The exercise ::
Show every line from the entries below that contains the string "warning", treating uppercase and lowercase as different.

───── Information provided ─────

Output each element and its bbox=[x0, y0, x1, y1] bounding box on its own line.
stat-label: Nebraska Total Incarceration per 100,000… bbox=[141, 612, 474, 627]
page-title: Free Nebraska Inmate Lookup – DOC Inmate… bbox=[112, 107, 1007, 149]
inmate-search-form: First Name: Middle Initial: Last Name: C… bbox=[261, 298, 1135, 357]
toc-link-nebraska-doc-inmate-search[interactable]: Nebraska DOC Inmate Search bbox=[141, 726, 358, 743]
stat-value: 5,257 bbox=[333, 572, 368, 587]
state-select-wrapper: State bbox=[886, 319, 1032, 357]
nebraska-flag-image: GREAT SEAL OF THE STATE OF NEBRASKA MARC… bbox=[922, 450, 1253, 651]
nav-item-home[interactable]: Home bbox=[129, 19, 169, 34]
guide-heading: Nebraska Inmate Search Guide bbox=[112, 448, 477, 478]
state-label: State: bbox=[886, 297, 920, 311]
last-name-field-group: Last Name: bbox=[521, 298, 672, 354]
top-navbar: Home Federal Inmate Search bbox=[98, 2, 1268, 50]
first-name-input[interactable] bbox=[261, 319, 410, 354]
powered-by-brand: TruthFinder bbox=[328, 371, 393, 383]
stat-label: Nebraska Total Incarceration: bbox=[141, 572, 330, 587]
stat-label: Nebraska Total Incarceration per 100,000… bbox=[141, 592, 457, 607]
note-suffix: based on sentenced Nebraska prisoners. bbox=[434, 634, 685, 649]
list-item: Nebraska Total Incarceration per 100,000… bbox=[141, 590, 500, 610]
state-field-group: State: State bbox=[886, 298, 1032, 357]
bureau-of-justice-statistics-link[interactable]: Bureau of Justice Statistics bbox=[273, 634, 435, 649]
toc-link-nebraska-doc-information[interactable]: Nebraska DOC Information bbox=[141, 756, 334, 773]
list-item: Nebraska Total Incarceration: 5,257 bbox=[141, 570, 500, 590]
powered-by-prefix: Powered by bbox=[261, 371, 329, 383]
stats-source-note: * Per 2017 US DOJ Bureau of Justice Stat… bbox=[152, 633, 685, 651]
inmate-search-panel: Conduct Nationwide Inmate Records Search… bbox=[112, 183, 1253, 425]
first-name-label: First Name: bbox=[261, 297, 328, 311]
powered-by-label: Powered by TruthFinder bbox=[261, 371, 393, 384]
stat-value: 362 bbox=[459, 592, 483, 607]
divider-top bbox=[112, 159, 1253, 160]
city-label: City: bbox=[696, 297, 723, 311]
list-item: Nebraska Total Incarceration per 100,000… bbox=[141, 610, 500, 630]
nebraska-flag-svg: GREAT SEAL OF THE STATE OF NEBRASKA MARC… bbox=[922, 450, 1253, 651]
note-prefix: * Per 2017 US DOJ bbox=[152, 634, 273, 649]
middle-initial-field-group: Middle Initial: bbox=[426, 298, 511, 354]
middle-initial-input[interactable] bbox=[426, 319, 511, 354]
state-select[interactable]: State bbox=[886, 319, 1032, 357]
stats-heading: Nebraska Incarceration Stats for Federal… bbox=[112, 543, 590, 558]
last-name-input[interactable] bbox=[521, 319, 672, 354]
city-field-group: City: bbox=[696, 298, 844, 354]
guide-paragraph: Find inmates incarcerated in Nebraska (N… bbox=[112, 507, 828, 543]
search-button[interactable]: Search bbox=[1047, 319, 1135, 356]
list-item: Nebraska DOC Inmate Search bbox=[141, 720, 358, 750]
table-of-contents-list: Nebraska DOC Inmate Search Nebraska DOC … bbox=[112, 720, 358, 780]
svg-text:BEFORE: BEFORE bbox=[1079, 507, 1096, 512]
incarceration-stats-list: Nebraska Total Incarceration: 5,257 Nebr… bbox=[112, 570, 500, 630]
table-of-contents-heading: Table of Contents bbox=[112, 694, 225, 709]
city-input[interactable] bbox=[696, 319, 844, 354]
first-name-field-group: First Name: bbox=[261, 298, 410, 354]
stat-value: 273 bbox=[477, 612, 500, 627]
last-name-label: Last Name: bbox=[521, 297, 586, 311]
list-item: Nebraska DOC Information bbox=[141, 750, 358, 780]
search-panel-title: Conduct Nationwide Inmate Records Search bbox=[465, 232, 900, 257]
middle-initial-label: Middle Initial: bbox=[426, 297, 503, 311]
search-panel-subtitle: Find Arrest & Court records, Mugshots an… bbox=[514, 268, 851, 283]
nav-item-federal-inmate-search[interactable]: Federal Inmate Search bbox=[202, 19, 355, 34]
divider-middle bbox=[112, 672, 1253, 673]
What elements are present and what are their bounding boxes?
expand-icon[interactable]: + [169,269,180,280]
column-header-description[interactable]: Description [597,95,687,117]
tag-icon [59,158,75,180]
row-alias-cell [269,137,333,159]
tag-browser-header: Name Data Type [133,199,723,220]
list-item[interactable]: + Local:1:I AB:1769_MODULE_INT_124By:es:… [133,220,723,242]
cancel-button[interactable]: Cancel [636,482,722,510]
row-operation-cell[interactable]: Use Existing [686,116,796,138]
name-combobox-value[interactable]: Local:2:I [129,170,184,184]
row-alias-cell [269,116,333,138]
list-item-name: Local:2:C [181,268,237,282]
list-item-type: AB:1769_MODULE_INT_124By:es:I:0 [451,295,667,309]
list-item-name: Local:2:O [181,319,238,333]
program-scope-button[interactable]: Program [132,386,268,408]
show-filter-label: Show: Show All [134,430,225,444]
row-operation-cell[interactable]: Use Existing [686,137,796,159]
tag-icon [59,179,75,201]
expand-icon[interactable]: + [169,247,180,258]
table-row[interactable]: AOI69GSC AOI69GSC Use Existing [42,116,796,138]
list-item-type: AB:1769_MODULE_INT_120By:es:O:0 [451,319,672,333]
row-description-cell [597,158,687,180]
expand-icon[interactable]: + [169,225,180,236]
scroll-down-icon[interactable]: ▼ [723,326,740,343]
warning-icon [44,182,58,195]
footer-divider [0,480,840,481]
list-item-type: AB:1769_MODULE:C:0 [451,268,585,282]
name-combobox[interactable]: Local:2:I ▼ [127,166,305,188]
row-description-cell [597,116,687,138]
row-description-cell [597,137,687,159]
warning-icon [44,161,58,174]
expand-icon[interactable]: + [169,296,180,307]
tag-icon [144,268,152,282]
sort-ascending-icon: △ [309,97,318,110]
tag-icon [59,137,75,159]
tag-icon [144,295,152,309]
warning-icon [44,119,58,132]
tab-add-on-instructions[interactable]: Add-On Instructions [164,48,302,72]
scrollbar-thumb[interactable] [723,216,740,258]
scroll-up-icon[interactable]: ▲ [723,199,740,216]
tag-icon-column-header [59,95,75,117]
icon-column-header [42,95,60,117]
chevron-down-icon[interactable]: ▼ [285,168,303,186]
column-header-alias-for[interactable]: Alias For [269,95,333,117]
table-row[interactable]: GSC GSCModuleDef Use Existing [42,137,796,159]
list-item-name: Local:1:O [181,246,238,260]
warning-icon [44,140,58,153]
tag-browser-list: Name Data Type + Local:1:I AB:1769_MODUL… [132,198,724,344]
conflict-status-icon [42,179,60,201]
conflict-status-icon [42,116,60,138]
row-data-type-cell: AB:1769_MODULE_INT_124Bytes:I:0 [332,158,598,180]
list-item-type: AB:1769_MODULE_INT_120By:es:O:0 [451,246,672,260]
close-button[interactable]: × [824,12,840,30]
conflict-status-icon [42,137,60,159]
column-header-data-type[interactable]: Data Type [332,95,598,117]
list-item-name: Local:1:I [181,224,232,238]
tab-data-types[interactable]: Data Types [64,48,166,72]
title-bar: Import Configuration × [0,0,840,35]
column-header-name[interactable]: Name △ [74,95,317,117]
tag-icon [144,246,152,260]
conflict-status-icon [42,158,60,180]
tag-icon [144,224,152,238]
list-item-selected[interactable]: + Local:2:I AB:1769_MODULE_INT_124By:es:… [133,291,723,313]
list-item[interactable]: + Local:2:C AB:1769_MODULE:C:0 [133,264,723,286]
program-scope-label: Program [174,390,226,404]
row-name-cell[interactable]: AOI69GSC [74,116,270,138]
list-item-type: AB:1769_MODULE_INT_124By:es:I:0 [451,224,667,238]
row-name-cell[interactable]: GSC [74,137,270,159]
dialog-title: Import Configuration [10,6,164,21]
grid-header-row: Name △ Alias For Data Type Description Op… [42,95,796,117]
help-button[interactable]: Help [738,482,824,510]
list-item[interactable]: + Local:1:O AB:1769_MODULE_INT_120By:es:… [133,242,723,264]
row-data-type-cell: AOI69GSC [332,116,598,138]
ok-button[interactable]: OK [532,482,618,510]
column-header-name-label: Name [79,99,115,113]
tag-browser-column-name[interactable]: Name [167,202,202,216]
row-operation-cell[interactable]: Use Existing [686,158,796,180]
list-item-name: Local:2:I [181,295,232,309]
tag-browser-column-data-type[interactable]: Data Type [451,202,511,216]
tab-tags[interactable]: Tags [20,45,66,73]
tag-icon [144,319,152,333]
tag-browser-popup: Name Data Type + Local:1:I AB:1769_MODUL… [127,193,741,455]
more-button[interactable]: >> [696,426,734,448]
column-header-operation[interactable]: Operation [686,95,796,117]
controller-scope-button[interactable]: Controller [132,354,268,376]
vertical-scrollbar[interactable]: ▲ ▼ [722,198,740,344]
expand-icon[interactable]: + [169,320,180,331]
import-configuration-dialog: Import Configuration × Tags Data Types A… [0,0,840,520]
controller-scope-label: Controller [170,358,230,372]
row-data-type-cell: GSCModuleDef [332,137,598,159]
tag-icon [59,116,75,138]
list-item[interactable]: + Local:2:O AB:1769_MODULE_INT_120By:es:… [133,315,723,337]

─────

Written answer ::
warning-icon [44,182,58,195]
warning-icon [44,161,58,174]
warning-icon [44,119,58,132]
warning-icon [44,140,58,153]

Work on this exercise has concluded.